▶ [Aim] Report every line from the material that contains the word "allele".

▶ [Data for this task]

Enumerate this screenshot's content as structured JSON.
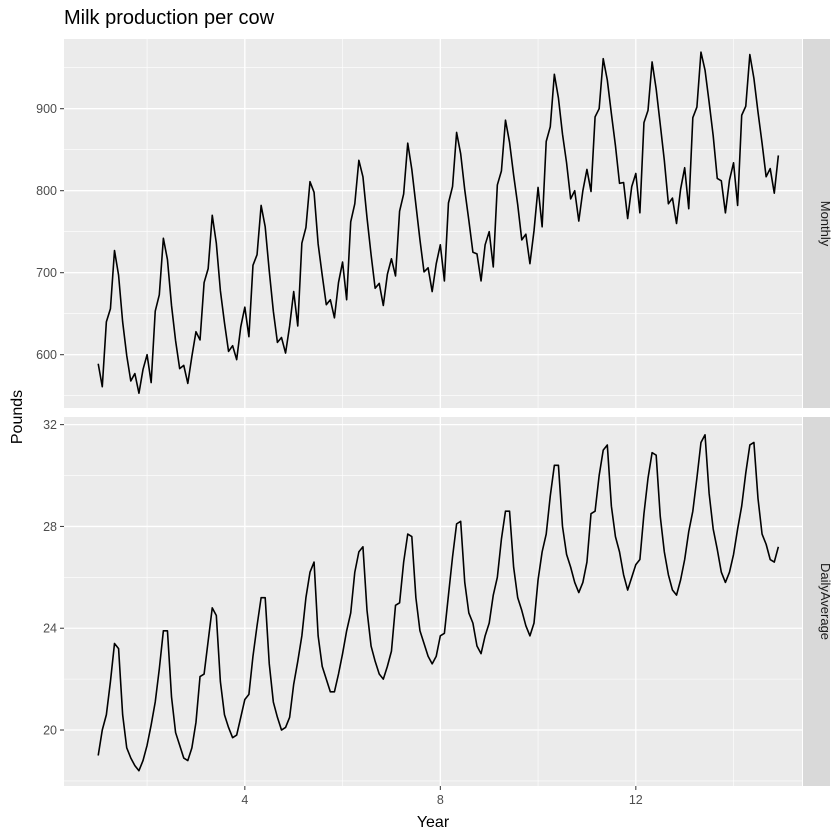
{
  "chart_data": {
    "type": "line",
    "title": "Milk production per cow",
    "xlabel": "Year",
    "ylabel": "Pounds",
    "grid": true,
    "xlim": [
      0.3,
      15.4
    ],
    "x_ticks": [
      4,
      8,
      12
    ],
    "x_ticks_minor": [
      2,
      6,
      10,
      14
    ],
    "x_start": 1,
    "x_step": 0.08333,
    "panels": [
      {
        "name": "Monthly",
        "ylim": [
          535,
          985
        ],
        "y_ticks": [
          600,
          700,
          800,
          900
        ],
        "y_ticks_minor": [
          550,
          650,
          750,
          850,
          950
        ],
        "values": [
          589,
          561,
          640,
          656,
          727,
          697,
          640,
          599,
          568,
          577,
          553,
          582,
          600,
          566,
          653,
          673,
          742,
          716,
          660,
          617,
          583,
          587,
          565,
          598,
          628,
          618,
          688,
          705,
          770,
          736,
          678,
          639,
          604,
          611,
          594,
          634,
          658,
          622,
          709,
          722,
          782,
          756,
          702,
          653,
          615,
          621,
          602,
          635,
          677,
          635,
          736,
          755,
          811,
          798,
          735,
          697,
          661,
          667,
          645,
          688,
          713,
          667,
          762,
          784,
          837,
          817,
          767,
          722,
          681,
          687,
          660,
          698,
          717,
          696,
          775,
          796,
          858,
          826,
          783,
          740,
          701,
          706,
          677,
          711,
          734,
          690,
          785,
          805,
          871,
          845,
          801,
          764,
          725,
          723,
          690,
          734,
          750,
          707,
          807,
          824,
          886,
          859,
          819,
          783,
          740,
          747,
          711,
          751,
          804,
          756,
          860,
          878,
          942,
          913,
          869,
          834,
          790,
          800,
          763,
          800,
          826,
          799,
          890,
          900,
          961,
          935,
          894,
          855,
          809,
          810,
          766,
          805,
          821,
          773,
          883,
          898,
          957,
          924,
          881,
          837,
          784,
          791,
          760,
          802,
          828,
          778,
          889,
          902,
          969,
          947,
          908,
          867,
          815,
          812,
          773,
          813,
          834,
          782,
          892,
          903,
          966,
          937,
          896,
          858,
          817,
          827,
          797,
          843
        ]
      },
      {
        "name": "DailyAverage",
        "ylim": [
          17.8,
          32.3
        ],
        "y_ticks": [
          20,
          24,
          28,
          32
        ],
        "y_ticks_minor": [
          18,
          22,
          26,
          30
        ],
        "values": [
          19.0,
          20.0,
          20.6,
          21.9,
          23.4,
          23.2,
          20.6,
          19.3,
          18.9,
          18.6,
          18.4,
          18.8,
          19.4,
          20.2,
          21.1,
          22.4,
          23.9,
          23.9,
          21.3,
          19.9,
          19.4,
          18.9,
          18.8,
          19.3,
          20.3,
          22.1,
          22.2,
          23.5,
          24.8,
          24.5,
          21.9,
          20.6,
          20.1,
          19.7,
          19.8,
          20.5,
          21.2,
          21.4,
          22.9,
          24.1,
          25.2,
          25.2,
          22.6,
          21.1,
          20.5,
          20.0,
          20.1,
          20.5,
          21.8,
          22.7,
          23.7,
          25.2,
          26.2,
          26.6,
          23.7,
          22.5,
          22.0,
          21.5,
          21.5,
          22.2,
          23.0,
          23.9,
          24.6,
          26.2,
          27.0,
          27.2,
          24.7,
          23.3,
          22.7,
          22.2,
          22.0,
          22.5,
          23.1,
          24.9,
          25.0,
          26.6,
          27.7,
          27.6,
          25.2,
          23.9,
          23.4,
          22.9,
          22.6,
          22.9,
          23.7,
          23.8,
          25.3,
          26.8,
          28.1,
          28.2,
          25.8,
          24.6,
          24.2,
          23.3,
          23.0,
          23.7,
          24.2,
          25.3,
          26.0,
          27.5,
          28.6,
          28.6,
          26.4,
          25.2,
          24.7,
          24.1,
          23.7,
          24.2,
          25.9,
          27.0,
          27.7,
          29.2,
          30.4,
          30.4,
          28.0,
          26.9,
          26.4,
          25.8,
          25.4,
          25.8,
          26.6,
          28.5,
          28.6,
          30.0,
          31.0,
          31.2,
          28.8,
          27.6,
          27.0,
          26.1,
          25.5,
          26.0,
          26.5,
          26.7,
          28.5,
          29.9,
          30.9,
          30.8,
          28.4,
          27.0,
          26.1,
          25.5,
          25.3,
          25.9,
          26.7,
          27.8,
          28.6,
          29.9,
          31.3,
          31.6,
          29.3,
          27.9,
          27.1,
          26.2,
          25.8,
          26.2,
          26.9,
          27.9,
          28.8,
          30.1,
          31.2,
          31.3,
          29.1,
          27.7,
          27.3,
          26.7,
          26.6,
          27.2
        ]
      }
    ]
  }
}
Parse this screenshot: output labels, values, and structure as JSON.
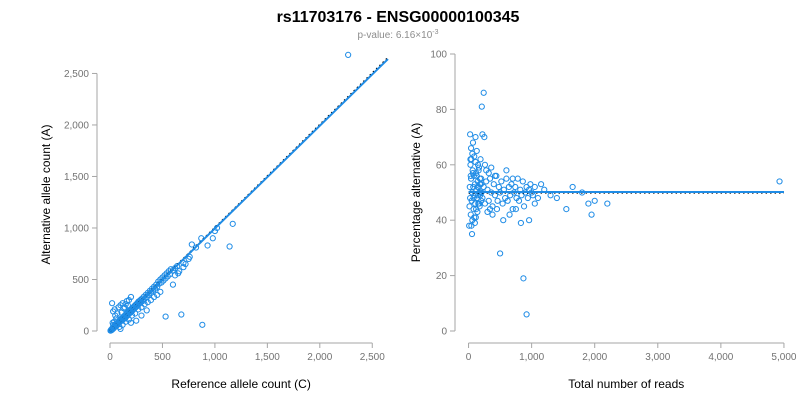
{
  "header": {
    "title": "rs11703176 - ENSG00000100345",
    "subtitle_prefix": "p-value: 6.16×10",
    "subtitle_exponent": "-3"
  },
  "colors": {
    "point": "#1f8ce6",
    "fit_line": "#1f8ce6",
    "reference_line": "#000000",
    "axis": "#a6a6a6",
    "tick_text": "#737373"
  },
  "chart_data": [
    {
      "type": "scatter",
      "name": "allele-counts",
      "title": "",
      "xlabel": "Reference allele count (C)",
      "ylabel": "Alternative allele count (A)",
      "xlim": [
        0,
        2650
      ],
      "ylim": [
        0,
        2650
      ],
      "xticks": [
        0,
        500,
        1000,
        1500,
        2000,
        2500
      ],
      "xtick_labels": [
        "0",
        "500",
        "1,000",
        "1,500",
        "2,000",
        "2,500"
      ],
      "yticks": [
        0,
        500,
        1000,
        1500,
        2000,
        2500
      ],
      "ytick_labels": [
        "0",
        "500",
        "1,000",
        "1,500",
        "2,000",
        "2,500"
      ],
      "grid": false,
      "legend": "none",
      "fit_line": {
        "x": [
          0,
          2650
        ],
        "y": [
          0,
          2640
        ]
      },
      "reference_line": {
        "x": [
          0,
          2650
        ],
        "y": [
          0,
          2650
        ]
      },
      "points": [
        [
          5,
          3
        ],
        [
          8,
          6
        ],
        [
          10,
          12
        ],
        [
          12,
          8
        ],
        [
          15,
          15
        ],
        [
          18,
          10
        ],
        [
          20,
          22
        ],
        [
          22,
          18
        ],
        [
          25,
          28
        ],
        [
          28,
          20
        ],
        [
          30,
          35
        ],
        [
          32,
          25
        ],
        [
          35,
          40
        ],
        [
          38,
          30
        ],
        [
          40,
          45
        ],
        [
          42,
          38
        ],
        [
          45,
          52
        ],
        [
          48,
          42
        ],
        [
          50,
          60
        ],
        [
          52,
          48
        ],
        [
          55,
          62
        ],
        [
          58,
          50
        ],
        [
          60,
          70
        ],
        [
          62,
          55
        ],
        [
          65,
          75
        ],
        [
          68,
          62
        ],
        [
          70,
          80
        ],
        [
          72,
          68
        ],
        [
          75,
          85
        ],
        [
          78,
          72
        ],
        [
          80,
          90
        ],
        [
          82,
          78
        ],
        [
          85,
          95
        ],
        [
          88,
          82
        ],
        [
          90,
          100
        ],
        [
          92,
          88
        ],
        [
          95,
          110
        ],
        [
          98,
          92
        ],
        [
          100,
          115
        ],
        [
          105,
          98
        ],
        [
          110,
          120
        ],
        [
          115,
          105
        ],
        [
          120,
          130
        ],
        [
          125,
          112
        ],
        [
          130,
          140
        ],
        [
          135,
          120
        ],
        [
          140,
          150
        ],
        [
          145,
          130
        ],
        [
          150,
          160
        ],
        [
          155,
          140
        ],
        [
          160,
          170
        ],
        [
          165,
          150
        ],
        [
          170,
          180
        ],
        [
          175,
          160
        ],
        [
          180,
          190
        ],
        [
          185,
          170
        ],
        [
          190,
          200
        ],
        [
          195,
          180
        ],
        [
          200,
          210
        ],
        [
          205,
          190
        ],
        [
          210,
          220
        ],
        [
          215,
          200
        ],
        [
          220,
          230
        ],
        [
          225,
          210
        ],
        [
          230,
          240
        ],
        [
          235,
          220
        ],
        [
          240,
          250
        ],
        [
          245,
          230
        ],
        [
          250,
          260
        ],
        [
          255,
          240
        ],
        [
          260,
          270
        ],
        [
          265,
          250
        ],
        [
          270,
          285
        ],
        [
          275,
          260
        ],
        [
          280,
          290
        ],
        [
          285,
          270
        ],
        [
          290,
          300
        ],
        [
          295,
          280
        ],
        [
          300,
          310
        ],
        [
          310,
          290
        ],
        [
          320,
          330
        ],
        [
          330,
          310
        ],
        [
          340,
          350
        ],
        [
          350,
          330
        ],
        [
          360,
          370
        ],
        [
          370,
          350
        ],
        [
          380,
          390
        ],
        [
          390,
          370
        ],
        [
          400,
          410
        ],
        [
          410,
          390
        ],
        [
          420,
          430
        ],
        [
          430,
          410
        ],
        [
          440,
          450
        ],
        [
          450,
          430
        ],
        [
          460,
          480
        ],
        [
          470,
          460
        ],
        [
          480,
          500
        ],
        [
          490,
          470
        ],
        [
          500,
          520
        ],
        [
          510,
          490
        ],
        [
          520,
          540
        ],
        [
          530,
          510
        ],
        [
          540,
          560
        ],
        [
          550,
          530
        ],
        [
          560,
          580
        ],
        [
          570,
          550
        ],
        [
          580,
          600
        ],
        [
          600,
          590
        ],
        [
          620,
          610
        ],
        [
          640,
          630
        ],
        [
          30,
          60
        ],
        [
          40,
          90
        ],
        [
          25,
          80
        ],
        [
          60,
          120
        ],
        [
          50,
          150
        ],
        [
          70,
          170
        ],
        [
          20,
          270
        ],
        [
          30,
          190
        ],
        [
          45,
          210
        ],
        [
          80,
          230
        ],
        [
          100,
          250
        ],
        [
          110,
          180
        ],
        [
          130,
          220
        ],
        [
          150,
          260
        ],
        [
          120,
          270
        ],
        [
          160,
          290
        ],
        [
          140,
          230
        ],
        [
          180,
          300
        ],
        [
          200,
          330
        ],
        [
          170,
          250
        ],
        [
          90,
          40
        ],
        [
          120,
          60
        ],
        [
          150,
          90
        ],
        [
          180,
          110
        ],
        [
          210,
          150
        ],
        [
          240,
          170
        ],
        [
          270,
          210
        ],
        [
          300,
          230
        ],
        [
          330,
          260
        ],
        [
          360,
          280
        ],
        [
          390,
          300
        ],
        [
          420,
          330
        ],
        [
          450,
          350
        ],
        [
          480,
          380
        ],
        [
          530,
          140
        ],
        [
          100,
          20
        ],
        [
          200,
          80
        ],
        [
          300,
          150
        ],
        [
          250,
          100
        ],
        [
          350,
          200
        ],
        [
          600,
          450
        ],
        [
          650,
          560
        ],
        [
          700,
          620
        ],
        [
          720,
          650
        ],
        [
          750,
          700
        ],
        [
          780,
          840
        ],
        [
          820,
          810
        ],
        [
          870,
          900
        ],
        [
          930,
          830
        ],
        [
          980,
          900
        ],
        [
          1000,
          970
        ],
        [
          1020,
          1000
        ],
        [
          1140,
          820
        ],
        [
          1170,
          1040
        ],
        [
          700,
          660
        ],
        [
          680,
          160
        ],
        [
          880,
          60
        ],
        [
          760,
          720
        ],
        [
          660,
          580
        ],
        [
          620,
          540
        ],
        [
          2270,
          2680
        ]
      ]
    },
    {
      "type": "scatter",
      "name": "percentage-alternative",
      "title": "",
      "xlabel": "Total number of reads",
      "ylabel": "Percentage alternative (A)",
      "xlim": [
        -50,
        5050
      ],
      "ylim": [
        0,
        100
      ],
      "xticks": [
        0,
        1000,
        2000,
        3000,
        4000,
        5000
      ],
      "xtick_labels": [
        "0",
        "1,000",
        "2,000",
        "3,000",
        "4,000",
        "5,000"
      ],
      "yticks": [
        0,
        20,
        40,
        60,
        80,
        100
      ],
      "ytick_labels": [
        "0",
        "20",
        "40",
        "60",
        "80",
        "100"
      ],
      "grid": false,
      "legend": "none",
      "fit_line": {
        "x": [
          0,
          5000
        ],
        "y": [
          50.2,
          50.2
        ]
      },
      "reference_line": {
        "x": [
          0,
          5000
        ],
        "y": [
          50,
          50
        ]
      },
      "points": [
        [
          10,
          38
        ],
        [
          15,
          45
        ],
        [
          20,
          52
        ],
        [
          25,
          48
        ],
        [
          30,
          60
        ],
        [
          35,
          42
        ],
        [
          40,
          55
        ],
        [
          45,
          62
        ],
        [
          50,
          47
        ],
        [
          55,
          50
        ],
        [
          60,
          40
        ],
        [
          65,
          58
        ],
        [
          70,
          68
        ],
        [
          75,
          52
        ],
        [
          80,
          44
        ],
        [
          85,
          56
        ],
        [
          90,
          63
        ],
        [
          95,
          49
        ],
        [
          100,
          53
        ],
        [
          105,
          46
        ],
        [
          110,
          70
        ],
        [
          115,
          41
        ],
        [
          120,
          57
        ],
        [
          125,
          51
        ],
        [
          130,
          65
        ],
        [
          135,
          48
        ],
        [
          140,
          43
        ],
        [
          145,
          54
        ],
        [
          150,
          60
        ],
        [
          155,
          46
        ],
        [
          160,
          52
        ],
        [
          165,
          59
        ],
        [
          170,
          50
        ],
        [
          175,
          45
        ],
        [
          180,
          55
        ],
        [
          185,
          49
        ],
        [
          190,
          62
        ],
        [
          195,
          53
        ],
        [
          200,
          47
        ],
        [
          205,
          50
        ],
        [
          210,
          81
        ],
        [
          220,
          71
        ],
        [
          240,
          86
        ],
        [
          250,
          70
        ],
        [
          30,
          62
        ],
        [
          40,
          66
        ],
        [
          25,
          71
        ],
        [
          35,
          56
        ],
        [
          45,
          38
        ],
        [
          55,
          35
        ],
        [
          60,
          64
        ],
        [
          70,
          57
        ],
        [
          80,
          48
        ],
        [
          90,
          41
        ],
        [
          100,
          39
        ],
        [
          110,
          61
        ],
        [
          120,
          44
        ],
        [
          130,
          56
        ],
        [
          140,
          52
        ],
        [
          150,
          49
        ],
        [
          160,
          58
        ],
        [
          170,
          46
        ],
        [
          180,
          53
        ],
        [
          190,
          50
        ],
        [
          200,
          55
        ],
        [
          220,
          48
        ],
        [
          240,
          52
        ],
        [
          260,
          46
        ],
        [
          280,
          54
        ],
        [
          300,
          51
        ],
        [
          320,
          47
        ],
        [
          340,
          55
        ],
        [
          360,
          50
        ],
        [
          380,
          45
        ],
        [
          400,
          53
        ],
        [
          420,
          49
        ],
        [
          440,
          56
        ],
        [
          460,
          47
        ],
        [
          480,
          52
        ],
        [
          500,
          50
        ],
        [
          520,
          54
        ],
        [
          540,
          46
        ],
        [
          560,
          51
        ],
        [
          580,
          48
        ],
        [
          600,
          55
        ],
        [
          620,
          47
        ],
        [
          640,
          52
        ],
        [
          660,
          49
        ],
        [
          680,
          53
        ],
        [
          700,
          44
        ],
        [
          720,
          50
        ],
        [
          740,
          52
        ],
        [
          760,
          48
        ],
        [
          780,
          55
        ],
        [
          800,
          47
        ],
        [
          820,
          51
        ],
        [
          840,
          49
        ],
        [
          860,
          54
        ],
        [
          880,
          45
        ],
        [
          900,
          50
        ],
        [
          920,
          52
        ],
        [
          940,
          48
        ],
        [
          960,
          51
        ],
        [
          980,
          53
        ],
        [
          1000,
          50
        ],
        [
          1020,
          49
        ],
        [
          1050,
          52
        ],
        [
          1100,
          48
        ],
        [
          1150,
          53
        ],
        [
          1200,
          51
        ],
        [
          260,
          60
        ],
        [
          280,
          58
        ],
        [
          300,
          43
        ],
        [
          320,
          57
        ],
        [
          340,
          44
        ],
        [
          360,
          59
        ],
        [
          380,
          42
        ],
        [
          420,
          56
        ],
        [
          450,
          44
        ],
        [
          500,
          28
        ],
        [
          550,
          40
        ],
        [
          600,
          58
        ],
        [
          650,
          42
        ],
        [
          700,
          55
        ],
        [
          750,
          44
        ],
        [
          830,
          39
        ],
        [
          870,
          19
        ],
        [
          920,
          6
        ],
        [
          960,
          40
        ],
        [
          1050,
          46
        ],
        [
          1300,
          49
        ],
        [
          1400,
          48
        ],
        [
          1550,
          44
        ],
        [
          1650,
          52
        ],
        [
          1800,
          50
        ],
        [
          1900,
          46
        ],
        [
          1950,
          42
        ],
        [
          2000,
          47
        ],
        [
          2200,
          46
        ],
        [
          4930,
          54
        ]
      ]
    }
  ]
}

▶ [Finished task]
      "name": "allele-counts",
      "xlabel": "Reference allele count (C)",
      "ylabel": "Alternative allele count (A)",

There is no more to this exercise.